DESCRIPTION OF THE TASK: Each entry below is to be printed verbatim.

MATERIALS PROVIDED:
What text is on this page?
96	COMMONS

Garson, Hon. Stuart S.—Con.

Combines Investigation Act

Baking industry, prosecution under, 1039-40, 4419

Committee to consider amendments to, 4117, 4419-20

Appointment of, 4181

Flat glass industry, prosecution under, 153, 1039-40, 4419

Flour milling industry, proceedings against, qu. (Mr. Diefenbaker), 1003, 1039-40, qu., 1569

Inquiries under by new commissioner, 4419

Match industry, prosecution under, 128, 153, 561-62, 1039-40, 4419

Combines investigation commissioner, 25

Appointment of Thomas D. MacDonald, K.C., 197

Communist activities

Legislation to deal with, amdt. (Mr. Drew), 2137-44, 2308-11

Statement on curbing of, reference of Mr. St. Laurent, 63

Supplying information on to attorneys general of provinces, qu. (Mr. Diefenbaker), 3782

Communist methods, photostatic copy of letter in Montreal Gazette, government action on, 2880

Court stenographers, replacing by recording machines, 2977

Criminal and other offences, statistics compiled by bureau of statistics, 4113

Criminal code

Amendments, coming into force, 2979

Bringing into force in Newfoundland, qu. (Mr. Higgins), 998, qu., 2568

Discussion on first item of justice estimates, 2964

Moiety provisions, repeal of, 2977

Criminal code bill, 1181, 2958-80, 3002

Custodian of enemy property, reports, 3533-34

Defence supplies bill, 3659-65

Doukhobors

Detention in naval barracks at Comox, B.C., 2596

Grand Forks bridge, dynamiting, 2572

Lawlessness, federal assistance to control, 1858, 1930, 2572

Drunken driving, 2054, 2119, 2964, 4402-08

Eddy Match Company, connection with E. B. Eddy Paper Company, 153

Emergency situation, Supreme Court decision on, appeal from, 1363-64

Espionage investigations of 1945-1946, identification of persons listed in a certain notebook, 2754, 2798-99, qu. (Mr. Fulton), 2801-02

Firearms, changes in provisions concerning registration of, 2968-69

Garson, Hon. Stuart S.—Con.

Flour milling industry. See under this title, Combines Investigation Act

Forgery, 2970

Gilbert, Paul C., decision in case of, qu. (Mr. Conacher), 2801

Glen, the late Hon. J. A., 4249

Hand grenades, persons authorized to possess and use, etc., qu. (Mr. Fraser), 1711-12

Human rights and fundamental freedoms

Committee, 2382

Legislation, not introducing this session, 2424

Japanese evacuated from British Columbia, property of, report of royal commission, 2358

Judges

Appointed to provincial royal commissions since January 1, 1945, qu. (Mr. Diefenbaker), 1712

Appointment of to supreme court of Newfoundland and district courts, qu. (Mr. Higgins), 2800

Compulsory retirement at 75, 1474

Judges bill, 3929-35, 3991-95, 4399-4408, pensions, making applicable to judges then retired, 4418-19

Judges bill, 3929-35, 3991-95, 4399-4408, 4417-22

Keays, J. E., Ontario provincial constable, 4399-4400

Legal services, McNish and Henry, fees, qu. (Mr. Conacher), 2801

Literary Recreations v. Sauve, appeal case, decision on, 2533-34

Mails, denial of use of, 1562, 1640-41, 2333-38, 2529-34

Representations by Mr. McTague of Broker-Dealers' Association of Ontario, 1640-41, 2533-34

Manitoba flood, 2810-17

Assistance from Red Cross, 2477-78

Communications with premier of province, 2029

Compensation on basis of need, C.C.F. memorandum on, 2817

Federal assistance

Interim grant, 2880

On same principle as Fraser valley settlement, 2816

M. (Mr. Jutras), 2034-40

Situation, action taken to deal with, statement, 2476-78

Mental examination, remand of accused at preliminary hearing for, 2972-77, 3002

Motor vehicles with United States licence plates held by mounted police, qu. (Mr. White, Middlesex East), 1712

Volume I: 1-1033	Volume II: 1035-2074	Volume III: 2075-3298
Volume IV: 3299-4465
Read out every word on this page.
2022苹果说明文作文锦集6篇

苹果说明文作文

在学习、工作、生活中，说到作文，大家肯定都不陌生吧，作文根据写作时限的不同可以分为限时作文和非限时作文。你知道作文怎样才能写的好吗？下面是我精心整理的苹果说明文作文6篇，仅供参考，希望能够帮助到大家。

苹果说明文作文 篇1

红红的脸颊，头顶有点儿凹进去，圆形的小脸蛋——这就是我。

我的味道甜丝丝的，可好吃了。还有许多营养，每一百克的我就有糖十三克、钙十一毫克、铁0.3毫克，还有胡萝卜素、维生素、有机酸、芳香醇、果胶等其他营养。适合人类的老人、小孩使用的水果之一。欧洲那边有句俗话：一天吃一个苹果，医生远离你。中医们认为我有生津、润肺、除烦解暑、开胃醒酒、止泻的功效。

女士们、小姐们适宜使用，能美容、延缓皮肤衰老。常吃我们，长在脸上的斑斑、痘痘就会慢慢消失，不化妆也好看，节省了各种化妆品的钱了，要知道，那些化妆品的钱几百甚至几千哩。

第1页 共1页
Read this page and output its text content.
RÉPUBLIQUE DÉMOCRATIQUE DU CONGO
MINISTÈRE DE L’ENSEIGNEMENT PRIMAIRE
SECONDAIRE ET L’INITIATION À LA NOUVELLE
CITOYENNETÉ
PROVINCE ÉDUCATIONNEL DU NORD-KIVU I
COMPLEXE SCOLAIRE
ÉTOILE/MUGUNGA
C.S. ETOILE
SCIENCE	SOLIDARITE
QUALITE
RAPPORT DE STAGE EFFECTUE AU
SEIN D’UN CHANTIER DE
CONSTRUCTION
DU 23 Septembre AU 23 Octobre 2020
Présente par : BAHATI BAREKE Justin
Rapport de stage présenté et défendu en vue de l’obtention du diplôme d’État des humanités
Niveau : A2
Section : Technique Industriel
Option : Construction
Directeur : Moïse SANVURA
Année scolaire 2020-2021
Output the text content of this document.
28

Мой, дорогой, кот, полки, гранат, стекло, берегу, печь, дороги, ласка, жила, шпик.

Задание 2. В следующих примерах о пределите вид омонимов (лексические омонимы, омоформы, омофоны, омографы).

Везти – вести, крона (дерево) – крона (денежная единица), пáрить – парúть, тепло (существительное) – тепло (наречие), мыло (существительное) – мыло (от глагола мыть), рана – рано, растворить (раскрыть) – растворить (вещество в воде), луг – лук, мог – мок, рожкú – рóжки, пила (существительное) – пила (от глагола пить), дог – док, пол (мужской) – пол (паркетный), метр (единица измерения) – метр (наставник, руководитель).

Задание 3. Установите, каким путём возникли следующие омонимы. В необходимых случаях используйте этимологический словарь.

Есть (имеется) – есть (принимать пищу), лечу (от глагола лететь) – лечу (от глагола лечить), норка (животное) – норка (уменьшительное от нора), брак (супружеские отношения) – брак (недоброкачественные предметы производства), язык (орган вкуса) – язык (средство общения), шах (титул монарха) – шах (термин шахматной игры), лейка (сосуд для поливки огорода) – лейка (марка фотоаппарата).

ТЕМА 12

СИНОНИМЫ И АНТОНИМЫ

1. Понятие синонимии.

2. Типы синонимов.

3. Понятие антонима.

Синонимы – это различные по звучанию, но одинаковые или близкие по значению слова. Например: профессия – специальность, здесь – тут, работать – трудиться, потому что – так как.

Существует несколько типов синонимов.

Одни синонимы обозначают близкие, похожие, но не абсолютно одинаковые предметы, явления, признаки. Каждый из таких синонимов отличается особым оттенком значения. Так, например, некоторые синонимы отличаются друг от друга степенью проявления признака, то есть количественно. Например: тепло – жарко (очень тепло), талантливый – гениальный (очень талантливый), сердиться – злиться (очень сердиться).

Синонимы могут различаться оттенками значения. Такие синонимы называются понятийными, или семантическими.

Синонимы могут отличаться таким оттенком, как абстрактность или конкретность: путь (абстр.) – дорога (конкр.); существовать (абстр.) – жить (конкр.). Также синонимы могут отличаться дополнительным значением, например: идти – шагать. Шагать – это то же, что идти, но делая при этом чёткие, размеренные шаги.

COMPLETE ANSWER:
What text is on this page?
96	COMMONS

Garson, Hon. Stuart S.—Con.

Combines Investigation Act

Baking industry, prosecution under, 1039-40, 4419

Committee to consider amendments to, 4117, 4419-20

Appointment of, 4181

Flat glass industry, prosecution under, 153, 1039-40, 4419

Flour milling industry, proceedings against, qu. (Mr. Diefenbaker), 1003, 1039-40, qu., 1569

Inquiries under by new commissioner, 4419

Match industry, prosecution under, 128, 153, 561-62, 1039-40, 4419

Combines investigation commissioner, 25

Appointment of Thomas D. MacDonald, K.C., 197

Communist activities

Legislation to deal with, amdt. (Mr. Drew), 2137-44, 2308-11

Statement on curbing of, reference of Mr. St. Laurent, 63

Supplying information on to attorneys general of provinces, qu. (Mr. Diefenbaker), 3782

Communist methods, photostatic copy of letter in Montreal Gazette, government action on, 2880

Court stenographers, replacing by recording machines, 2977

Criminal and other offences, statistics compiled by bureau of statistics, 4113

Criminal code

Amendments, coming into force, 2979

Bringing into force in Newfoundland, qu. (Mr. Higgins), 998, qu., 2568

Discussion on first item of justice estimates, 2964

Moiety provisions, repeal of, 2977

Criminal code bill, 1181, 2958-80, 3002

Custodian of enemy property, reports, 3533-34

Defence supplies bill, 3659-65

Doukhobors

Detention in naval barracks at Comox, B.C., 2596

Grand Forks bridge, dynamiting, 2572

Lawlessness, federal assistance to control, 1858, 1930, 2572

Drunken driving, 2054, 2119, 2964, 4402-08

Eddy Match Company, connection with E. B. Eddy Paper Company, 153

Emergency situation, Supreme Court decision on, appeal from, 1363-64

Espionage investigations of 1945-1946, identification of persons listed in a certain notebook, 2754, 2798-99, qu. (Mr. Fulton), 2801-02

Firearms, changes in provisions concerning registration of, 2968-69

Garson, Hon. Stuart S.—Con.

Flour milling industry. See under this title, Combines Investigation Act

Forgery, 2970

Gilbert, Paul C., decision in case of, qu. (Mr. Conacher), 2801

Glen, the late Hon. J. A., 4249

Hand grenades, persons authorized to possess and use, etc., qu. (Mr. Fraser), 1711-12

Human rights and fundamental freedoms

Committee, 2382

Legislation, not introducing this session, 2424

Japanese evacuated from British Columbia, property of, report of royal commission, 2358

Judges

Appointed to provincial royal commissions since January 1, 1945, qu. (Mr. Diefenbaker), 1712

Appointment of to supreme court of Newfoundland and district courts, qu. (Mr. Higgins), 2800

Compulsory retirement at 75, 1474

Judges bill, 3929-35, 3991-95, 4399-4408, pensions, making applicable to judges then retired, 4418-19

Judges bill, 3929-35, 3991-95, 4399-4408, 4417-22

Keays, J. E., Ontario provincial constable, 4399-4400

Legal services, McNish and Henry, fees, qu. (Mr. Conacher), 2801

Literary Recreations v. Sauve, appeal case, decision on, 2533-34

Mails, denial of use of, 1562, 1640-41, 2333-38, 2529-34

Representations by Mr. McTague of Broker-Dealers' Association of Ontario, 1640-41, 2533-34

Manitoba flood, 2810-17

Assistance from Red Cross, 2477-78

Communications with premier of province, 2029

Compensation on basis of need, C.C.F. memorandum on, 2817

Federal assistance

Interim grant, 2880

On same principle as Fraser valley settlement, 2816

M. (Mr. Jutras), 2034-40

Situation, action taken to deal with, statement, 2476-78

Mental examination, remand of accused at preliminary hearing for, 2972-77, 3002

Motor vehicles with United States licence plates held by mounted police, qu. (Mr. White, Middlesex East), 1712

Volume I: 1-1033	Volume II: 1035-2074	Volume III: 2075-3298
Volume IV: 3299-4465
Read out every word on this page.
2022苹果说明文作文锦集6篇

苹果说明文作文

在学习、工作、生活中，说到作文，大家肯定都不陌生吧，作文根据写作时限的不同可以分为限时作文和非限时作文。你知道作文怎样才能写的好吗？下面是我精心整理的苹果说明文作文6篇，仅供参考，希望能够帮助到大家。

苹果说明文作文 篇1

红红的脸颊，头顶有点儿凹进去，圆形的小脸蛋——这就是我。

我的味道甜丝丝的，可好吃了。还有许多营养，每一百克的我就有糖十三克、钙十一毫克、铁0.3毫克，还有胡萝卜素、维生素、有机酸、芳香醇、果胶等其他营养。适合人类的老人、小孩使用的水果之一。欧洲那边有句俗话：一天吃一个苹果，医生远离你。中医们认为我有生津、润肺、除烦解暑、开胃醒酒、止泻的功效。

女士们、小姐们适宜使用，能美容、延缓皮肤衰老。常吃我们，长在脸上的斑斑、痘痘就会慢慢消失，不化妆也好看，节省了各种化妆品的钱了，要知道，那些化妆品的钱几百甚至几千哩。

第1页 共1页
Read this page and output its text content.
RÉPUBLIQUE DÉMOCRATIQUE DU CONGO
MINISTÈRE DE L’ENSEIGNEMENT PRIMAIRE
SECONDAIRE ET L’INITIATION À LA NOUVELLE
CITOYENNETÉ
PROVINCE ÉDUCATIONNEL DU NORD-KIVU I
COMPLEXE SCOLAIRE
ÉTOILE/MUGUNGA
C.S. ETOILE
SCIENCE	SOLIDARITE
QUALITE
RAPPORT DE STAGE EFFECTUE AU
SEIN D’UN CHANTIER DE
CONSTRUCTION
DU 23 Septembre AU 23 Octobre 2020
Présente par : BAHATI BAREKE Justin
Rapport de stage présenté et défendu en vue de l’obtention du diplôme d’État des humanités
Niveau : A2
Section : Technique Industriel
Option : Construction
Directeur : Moïse SANVURA
Année scolaire 2020-2021
Output the text content of this document.
28

Мой, дорогой, кот, полки, гранат, стекло, берегу, печь, дороги, ласка, жила, шпик.

Задание 2. В следующих примерах о пределите вид омонимов (лексические омонимы, омоформы, омофоны, омографы).

Везти – вести, крона (дерево) – крона (денежная единица), пáрить – парúть, тепло (существительное) – тепло (наречие), мыло (существительное) – мыло (от глагола мыть), рана – рано, растворить (раскрыть) – растворить (вещество в воде), луг – лук, мог – мок, рожкú – рóжки, пила (существительное) – пила (от глагола пить), дог – док, пол (мужской) – пол (паркетный), метр (единица измерения) – метр (наставник, руководитель).

Задание 3. Установите, каким путём возникли следующие омонимы. В необходимых случаях используйте этимологический словарь.

Есть (имеется) – есть (принимать пищу), лечу (от глагола лететь) – лечу (от глагола лечить), норка (животное) – норка (уменьшительное от нора), брак (супружеские отношения) – брак (недоброкачественные предметы производства), язык (орган вкуса) – язык (средство общения), шах (титул монарха) – шах (термин шахматной игры), лейка (сосуд для поливки огорода) – лейка (марка фотоаппарата).

ТЕМА 12

СИНОНИМЫ И АНТОНИМЫ

1. Понятие синонимии.

2. Типы синонимов.

3. Понятие антонима.

Синонимы – это различные по звучанию, но одинаковые или близкие по значению слова. Например: профессия – специальность, здесь – тут, работать – трудиться, потому что – так как.

Существует несколько типов синонимов.

Одни синонимы обозначают близкие, похожие, но не абсолютно одинаковые предметы, явления, признаки. Каждый из таких синонимов отличается особым оттенком значения. Так, например, некоторые синонимы отличаются друг от друга степенью проявления признака, то есть количественно. Например: тепло – жарко (очень тепло), талантливый – гениальный (очень талантливый), сердиться – злиться (очень сердиться).

Синонимы могут различаться оттенками значения. Такие синонимы называются понятийными, или семантическими.

Синонимы могут отличаться таким оттенком, как абстрактность или конкретность: путь (абстр.) – дорога (конкр.); существовать (абстр.) – жить (конкр.). Также синонимы могут отличаться дополнительным значением, например: идти – шагать. Шагать – это то же, что идти, но делая при этом чёткие, размеренные шаги.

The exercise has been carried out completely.